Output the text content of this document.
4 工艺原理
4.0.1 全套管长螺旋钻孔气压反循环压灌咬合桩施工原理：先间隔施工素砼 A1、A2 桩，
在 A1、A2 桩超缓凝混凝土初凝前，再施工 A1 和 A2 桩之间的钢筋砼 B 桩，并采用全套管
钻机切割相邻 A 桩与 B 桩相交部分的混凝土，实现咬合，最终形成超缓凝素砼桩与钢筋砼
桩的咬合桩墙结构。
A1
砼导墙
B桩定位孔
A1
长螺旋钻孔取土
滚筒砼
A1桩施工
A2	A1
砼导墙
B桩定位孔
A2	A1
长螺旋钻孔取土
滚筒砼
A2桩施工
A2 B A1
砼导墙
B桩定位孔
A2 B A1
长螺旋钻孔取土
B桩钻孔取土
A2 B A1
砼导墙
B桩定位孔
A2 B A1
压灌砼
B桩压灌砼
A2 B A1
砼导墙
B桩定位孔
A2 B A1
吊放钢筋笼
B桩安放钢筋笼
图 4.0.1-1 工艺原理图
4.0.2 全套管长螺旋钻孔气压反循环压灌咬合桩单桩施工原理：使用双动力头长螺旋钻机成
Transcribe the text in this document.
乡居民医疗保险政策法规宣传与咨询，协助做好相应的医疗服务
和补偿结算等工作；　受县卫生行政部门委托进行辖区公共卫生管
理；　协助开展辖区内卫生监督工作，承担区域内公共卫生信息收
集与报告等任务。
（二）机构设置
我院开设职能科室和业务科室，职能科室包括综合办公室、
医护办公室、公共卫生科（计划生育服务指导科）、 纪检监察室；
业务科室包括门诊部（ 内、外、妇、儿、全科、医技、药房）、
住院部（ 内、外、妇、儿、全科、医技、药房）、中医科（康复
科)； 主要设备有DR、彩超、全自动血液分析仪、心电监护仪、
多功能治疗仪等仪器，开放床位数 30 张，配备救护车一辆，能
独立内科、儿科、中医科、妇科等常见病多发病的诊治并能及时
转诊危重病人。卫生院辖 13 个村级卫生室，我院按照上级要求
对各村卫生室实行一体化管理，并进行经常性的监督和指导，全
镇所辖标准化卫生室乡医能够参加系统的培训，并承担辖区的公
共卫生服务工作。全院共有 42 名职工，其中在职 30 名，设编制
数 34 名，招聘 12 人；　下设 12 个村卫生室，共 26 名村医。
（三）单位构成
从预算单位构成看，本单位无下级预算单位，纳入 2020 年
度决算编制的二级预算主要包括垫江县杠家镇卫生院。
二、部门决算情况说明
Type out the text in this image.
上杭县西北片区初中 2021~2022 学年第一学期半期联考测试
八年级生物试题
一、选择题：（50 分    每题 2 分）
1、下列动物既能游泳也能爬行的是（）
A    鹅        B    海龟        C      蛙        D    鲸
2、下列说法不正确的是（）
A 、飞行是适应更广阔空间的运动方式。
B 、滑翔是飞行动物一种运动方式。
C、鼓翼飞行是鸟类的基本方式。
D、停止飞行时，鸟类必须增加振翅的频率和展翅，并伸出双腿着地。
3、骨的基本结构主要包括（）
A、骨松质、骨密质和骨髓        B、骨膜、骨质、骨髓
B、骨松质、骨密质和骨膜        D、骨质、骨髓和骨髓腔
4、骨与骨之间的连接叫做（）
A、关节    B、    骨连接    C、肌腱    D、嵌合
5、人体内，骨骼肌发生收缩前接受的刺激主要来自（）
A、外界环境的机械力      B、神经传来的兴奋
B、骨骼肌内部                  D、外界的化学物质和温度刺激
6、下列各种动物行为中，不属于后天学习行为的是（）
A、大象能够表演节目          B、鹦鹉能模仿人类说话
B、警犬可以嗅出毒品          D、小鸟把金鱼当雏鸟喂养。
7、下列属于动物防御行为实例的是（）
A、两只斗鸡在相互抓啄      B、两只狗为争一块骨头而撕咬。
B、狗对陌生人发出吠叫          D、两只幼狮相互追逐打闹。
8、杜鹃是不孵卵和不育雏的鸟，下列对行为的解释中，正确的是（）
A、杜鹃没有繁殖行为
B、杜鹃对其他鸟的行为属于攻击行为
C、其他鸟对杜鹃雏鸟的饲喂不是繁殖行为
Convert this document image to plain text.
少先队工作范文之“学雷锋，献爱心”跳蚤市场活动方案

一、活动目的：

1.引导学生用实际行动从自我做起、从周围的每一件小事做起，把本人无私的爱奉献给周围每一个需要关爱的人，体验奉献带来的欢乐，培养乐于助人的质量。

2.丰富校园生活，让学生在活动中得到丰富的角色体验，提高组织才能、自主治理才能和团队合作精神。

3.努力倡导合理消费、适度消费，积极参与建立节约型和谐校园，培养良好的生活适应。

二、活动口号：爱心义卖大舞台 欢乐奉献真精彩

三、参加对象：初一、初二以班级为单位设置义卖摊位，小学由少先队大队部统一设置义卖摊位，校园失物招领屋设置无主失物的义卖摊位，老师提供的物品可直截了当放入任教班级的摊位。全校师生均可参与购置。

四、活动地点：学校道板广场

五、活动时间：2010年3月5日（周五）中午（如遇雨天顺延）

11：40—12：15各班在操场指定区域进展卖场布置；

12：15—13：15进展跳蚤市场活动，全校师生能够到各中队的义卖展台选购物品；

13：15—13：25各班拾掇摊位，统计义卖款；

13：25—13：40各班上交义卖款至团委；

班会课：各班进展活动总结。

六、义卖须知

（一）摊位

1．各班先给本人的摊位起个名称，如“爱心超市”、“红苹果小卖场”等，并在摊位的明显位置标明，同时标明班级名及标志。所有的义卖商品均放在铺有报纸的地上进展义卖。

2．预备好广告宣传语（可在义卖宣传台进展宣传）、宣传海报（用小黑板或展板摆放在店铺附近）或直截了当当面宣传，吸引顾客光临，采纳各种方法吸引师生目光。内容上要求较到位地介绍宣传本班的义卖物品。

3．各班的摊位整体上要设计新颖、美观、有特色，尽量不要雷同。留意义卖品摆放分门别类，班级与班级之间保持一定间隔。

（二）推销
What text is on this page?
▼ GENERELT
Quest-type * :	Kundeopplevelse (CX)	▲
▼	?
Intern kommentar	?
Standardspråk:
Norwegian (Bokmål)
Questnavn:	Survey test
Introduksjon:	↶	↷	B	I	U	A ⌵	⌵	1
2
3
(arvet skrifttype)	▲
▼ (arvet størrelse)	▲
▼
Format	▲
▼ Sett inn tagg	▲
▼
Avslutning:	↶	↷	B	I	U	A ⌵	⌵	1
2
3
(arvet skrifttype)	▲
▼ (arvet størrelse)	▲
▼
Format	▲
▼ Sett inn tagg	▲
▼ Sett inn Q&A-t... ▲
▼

→ **Aim of the exercise**: Your task is to repeat the data exactly, with nothing left out.

→ **Answer to the task**:
Output the text content of this document.
4 工艺原理
4.0.1 全套管长螺旋钻孔气压反循环压灌咬合桩施工原理：先间隔施工素砼 A1、A2 桩，
在 A1、A2 桩超缓凝混凝土初凝前，再施工 A1 和 A2 桩之间的钢筋砼 B 桩，并采用全套管
钻机切割相邻 A 桩与 B 桩相交部分的混凝土，实现咬合，最终形成超缓凝素砼桩与钢筋砼
桩的咬合桩墙结构。
A1
砼导墙
B桩定位孔
A1
长螺旋钻孔取土
滚筒砼
A1桩施工
A2	A1
砼导墙
B桩定位孔
A2	A1
长螺旋钻孔取土
滚筒砼
A2桩施工
A2 B A1
砼导墙
B桩定位孔
A2 B A1
长螺旋钻孔取土
B桩钻孔取土
A2 B A1
砼导墙
B桩定位孔
A2 B A1
压灌砼
B桩压灌砼
A2 B A1
砼导墙
B桩定位孔
A2 B A1
吊放钢筋笼
B桩安放钢筋笼
图 4.0.1-1 工艺原理图
4.0.2 全套管长螺旋钻孔气压反循环压灌咬合桩单桩施工原理：使用双动力头长螺旋钻机成
Transcribe the text in this document.
乡居民医疗保险政策法规宣传与咨询，协助做好相应的医疗服务
和补偿结算等工作；　受县卫生行政部门委托进行辖区公共卫生管
理；　协助开展辖区内卫生监督工作，承担区域内公共卫生信息收
集与报告等任务。
（二）机构设置
我院开设职能科室和业务科室，职能科室包括综合办公室、
医护办公室、公共卫生科（计划生育服务指导科）、 纪检监察室；
业务科室包括门诊部（ 内、外、妇、儿、全科、医技、药房）、
住院部（ 内、外、妇、儿、全科、医技、药房）、中医科（康复
科)； 主要设备有DR、彩超、全自动血液分析仪、心电监护仪、
多功能治疗仪等仪器，开放床位数 30 张，配备救护车一辆，能
独立内科、儿科、中医科、妇科等常见病多发病的诊治并能及时
转诊危重病人。卫生院辖 13 个村级卫生室，我院按照上级要求
对各村卫生室实行一体化管理，并进行经常性的监督和指导，全
镇所辖标准化卫生室乡医能够参加系统的培训，并承担辖区的公
共卫生服务工作。全院共有 42 名职工，其中在职 30 名，设编制
数 34 名，招聘 12 人；　下设 12 个村卫生室，共 26 名村医。
（三）单位构成
从预算单位构成看，本单位无下级预算单位，纳入 2020 年
度决算编制的二级预算主要包括垫江县杠家镇卫生院。
二、部门决算情况说明
Type out the text in this image.
上杭县西北片区初中 2021~2022 学年第一学期半期联考测试
八年级生物试题
一、选择题：（50 分    每题 2 分）
1、下列动物既能游泳也能爬行的是（）
A    鹅        B    海龟        C      蛙        D    鲸
2、下列说法不正确的是（）
A 、飞行是适应更广阔空间的运动方式。
B 、滑翔是飞行动物一种运动方式。
C、鼓翼飞行是鸟类的基本方式。
D、停止飞行时，鸟类必须增加振翅的频率和展翅，并伸出双腿着地。
3、骨的基本结构主要包括（）
A、骨松质、骨密质和骨髓        B、骨膜、骨质、骨髓
B、骨松质、骨密质和骨膜        D、骨质、骨髓和骨髓腔
4、骨与骨之间的连接叫做（）
A、关节    B、    骨连接    C、肌腱    D、嵌合
5、人体内，骨骼肌发生收缩前接受的刺激主要来自（）
A、外界环境的机械力      B、神经传来的兴奋
B、骨骼肌内部                  D、外界的化学物质和温度刺激
6、下列各种动物行为中，不属于后天学习行为的是（）
A、大象能够表演节目          B、鹦鹉能模仿人类说话
B、警犬可以嗅出毒品          D、小鸟把金鱼当雏鸟喂养。
7、下列属于动物防御行为实例的是（）
A、两只斗鸡在相互抓啄      B、两只狗为争一块骨头而撕咬。
B、狗对陌生人发出吠叫          D、两只幼狮相互追逐打闹。
8、杜鹃是不孵卵和不育雏的鸟，下列对行为的解释中，正确的是（）
A、杜鹃没有繁殖行为
B、杜鹃对其他鸟的行为属于攻击行为
C、其他鸟对杜鹃雏鸟的饲喂不是繁殖行为
Convert this document image to plain text.
少先队工作范文之“学雷锋，献爱心”跳蚤市场活动方案

一、活动目的：

1.引导学生用实际行动从自我做起、从周围的每一件小事做起，把本人无私的爱奉献给周围每一个需要关爱的人，体验奉献带来的欢乐，培养乐于助人的质量。

2.丰富校园生活，让学生在活动中得到丰富的角色体验，提高组织才能、自主治理才能和团队合作精神。

3.努力倡导合理消费、适度消费，积极参与建立节约型和谐校园，培养良好的生活适应。

二、活动口号：爱心义卖大舞台 欢乐奉献真精彩

三、参加对象：初一、初二以班级为单位设置义卖摊位，小学由少先队大队部统一设置义卖摊位，校园失物招领屋设置无主失物的义卖摊位，老师提供的物品可直截了当放入任教班级的摊位。全校师生均可参与购置。

四、活动地点：学校道板广场

五、活动时间：2010年3月5日（周五）中午（如遇雨天顺延）

11：40—12：15各班在操场指定区域进展卖场布置；

12：15—13：15进展跳蚤市场活动，全校师生能够到各中队的义卖展台选购物品；

13：15—13：25各班拾掇摊位，统计义卖款；

13：25—13：40各班上交义卖款至团委；

班会课：各班进展活动总结。

六、义卖须知

（一）摊位

1．各班先给本人的摊位起个名称，如“爱心超市”、“红苹果小卖场”等，并在摊位的明显位置标明，同时标明班级名及标志。所有的义卖商品均放在铺有报纸的地上进展义卖。

2．预备好广告宣传语（可在义卖宣传台进展宣传）、宣传海报（用小黑板或展板摆放在店铺附近）或直截了当当面宣传，吸引顾客光临，采纳各种方法吸引师生目光。内容上要求较到位地介绍宣传本班的义卖物品。

3．各班的摊位整体上要设计新颖、美观、有特色，尽量不要雷同。留意义卖品摆放分门别类，班级与班级之间保持一定间隔。

（二）推销
What text is on this page?
▼ GENERELT
Quest-type * :	Kundeopplevelse (CX)	▲
▼	?
Intern kommentar	?
Standardspråk:
Norwegian (Bokmål)
Questnavn:	Survey test
Introduksjon:	↶	↷	B	I	U	A ⌵	⌵	1
2
3
(arvet skrifttype)	▲
▼ (arvet størrelse)	▲
▼
Format	▲
▼ Sett inn tagg	▲
▼
Avslutning:	↶	↷	B	I	U	A ⌵	⌵	1
2
3
(arvet skrifttype)	▲
▼ (arvet størrelse)	▲
▼
Format	▲
▼ Sett inn tagg	▲
▼ Sett inn Q&A-t... ▲
▼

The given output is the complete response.